## 引用文本
****
SGU117 水题 Easy

问题:N个数中有多少个数的M次方能被K整除。

Problem: Find amount of numbers for given sequence of integer numbers such that after raising them to the M-th power they will be divided by K.

解法:注意到每个数不超10000,这个题就沦为水题了。求质数,分解质因数,再依次比较质因数的指数。

Solution: This problem become very easy if you note that each number is not larger than 10000. Calculate the prime numbers, then decompose the numbers into prime factors. Finally, compare the exponents of each prime factors of K and the number.

#include <iostream>
#include <stdio.h>
#include <cstring>
using namespace std;
int p[10010],q[10010],r[10010];
int n,m,k,pnum,x;
bool f[10010];
int main() {
    pnum = 0;
    memset(f,0,sizeof(f));
    for (int i=2;i<=10005;i++)
****
## 数据记录

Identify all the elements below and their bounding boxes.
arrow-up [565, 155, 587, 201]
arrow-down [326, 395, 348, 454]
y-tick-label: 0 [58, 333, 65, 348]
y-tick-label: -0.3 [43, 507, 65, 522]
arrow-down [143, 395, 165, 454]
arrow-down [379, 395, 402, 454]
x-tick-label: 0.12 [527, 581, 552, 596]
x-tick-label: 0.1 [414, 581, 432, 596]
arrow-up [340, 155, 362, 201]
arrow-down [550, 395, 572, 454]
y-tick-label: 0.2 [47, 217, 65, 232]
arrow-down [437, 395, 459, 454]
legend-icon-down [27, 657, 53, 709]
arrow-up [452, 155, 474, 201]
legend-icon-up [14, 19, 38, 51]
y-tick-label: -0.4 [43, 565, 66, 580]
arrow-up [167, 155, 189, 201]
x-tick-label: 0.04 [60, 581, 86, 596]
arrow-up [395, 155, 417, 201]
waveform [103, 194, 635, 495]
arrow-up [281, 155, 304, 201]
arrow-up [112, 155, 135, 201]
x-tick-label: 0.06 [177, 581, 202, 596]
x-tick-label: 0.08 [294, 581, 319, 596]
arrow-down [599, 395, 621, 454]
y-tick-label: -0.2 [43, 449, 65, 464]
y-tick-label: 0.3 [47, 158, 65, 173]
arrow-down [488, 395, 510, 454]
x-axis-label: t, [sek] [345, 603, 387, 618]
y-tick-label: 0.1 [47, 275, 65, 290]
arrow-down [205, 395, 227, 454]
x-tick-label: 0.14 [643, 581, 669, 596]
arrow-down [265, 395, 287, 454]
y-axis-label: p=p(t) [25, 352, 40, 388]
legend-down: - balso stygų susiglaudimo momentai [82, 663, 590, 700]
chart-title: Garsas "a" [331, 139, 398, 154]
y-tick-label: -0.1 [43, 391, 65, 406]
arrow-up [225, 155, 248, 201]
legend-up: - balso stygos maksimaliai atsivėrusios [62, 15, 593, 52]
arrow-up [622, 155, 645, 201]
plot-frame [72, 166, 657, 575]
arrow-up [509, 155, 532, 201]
****
## 待办任务
(A) 根据关于SGU117题的文本，题目中每个数的上限是多少？
(B) 请原样返回记录中从第一行起、到包含“y-tick-label: 0.3 [47, 158, 65, 173]”的那一行为止的部分，首尾两行均包括在内。
上述文本与这些记录出自不同来源，彼此并无关联。

## 任务答案
(A) 每个数不超过10000。

(B)
Identify all the elements below and their bounding boxes.
arrow-up [565, 155, 587, 201]
arrow-down [326, 395, 348, 454]
y-tick-label: 0 [58, 333, 65, 348]
y-tick-label: -0.3 [43, 507, 65, 522]
arrow-down [143, 395, 165, 454]
arrow-down [379, 395, 402, 454]
x-tick-label: 0.12 [527, 581, 552, 596]
x-tick-label: 0.1 [414, 581, 432, 596]
arrow-up [340, 155, 362, 201]
arrow-down [550, 395, 572, 454]
y-tick-label: 0.2 [47, 217, 65, 232]
arrow-down [437, 395, 459, 454]
legend-icon-down [27, 657, 53, 709]
arrow-up [452, 155, 474, 201]
legend-icon-up [14, 19, 38, 51]
y-tick-label: -0.4 [43, 565, 66, 580]
arrow-up [167, 155, 189, 201]
x-tick-label: 0.04 [60, 581, 86, 596]
arrow-up [395, 155, 417, 201]
waveform [103, 194, 635, 495]
arrow-up [281, 155, 304, 201]
arrow-up [112, 155, 135, 201]
x-tick-label: 0.06 [177, 581, 202, 596]
x-tick-label: 0.08 [294, 581, 319, 596]
arrow-down [599, 395, 621, 454]
y-tick-label: -0.2 [43, 449, 65, 464]
y-tick-label: 0.3 [47, 158, 65, 173]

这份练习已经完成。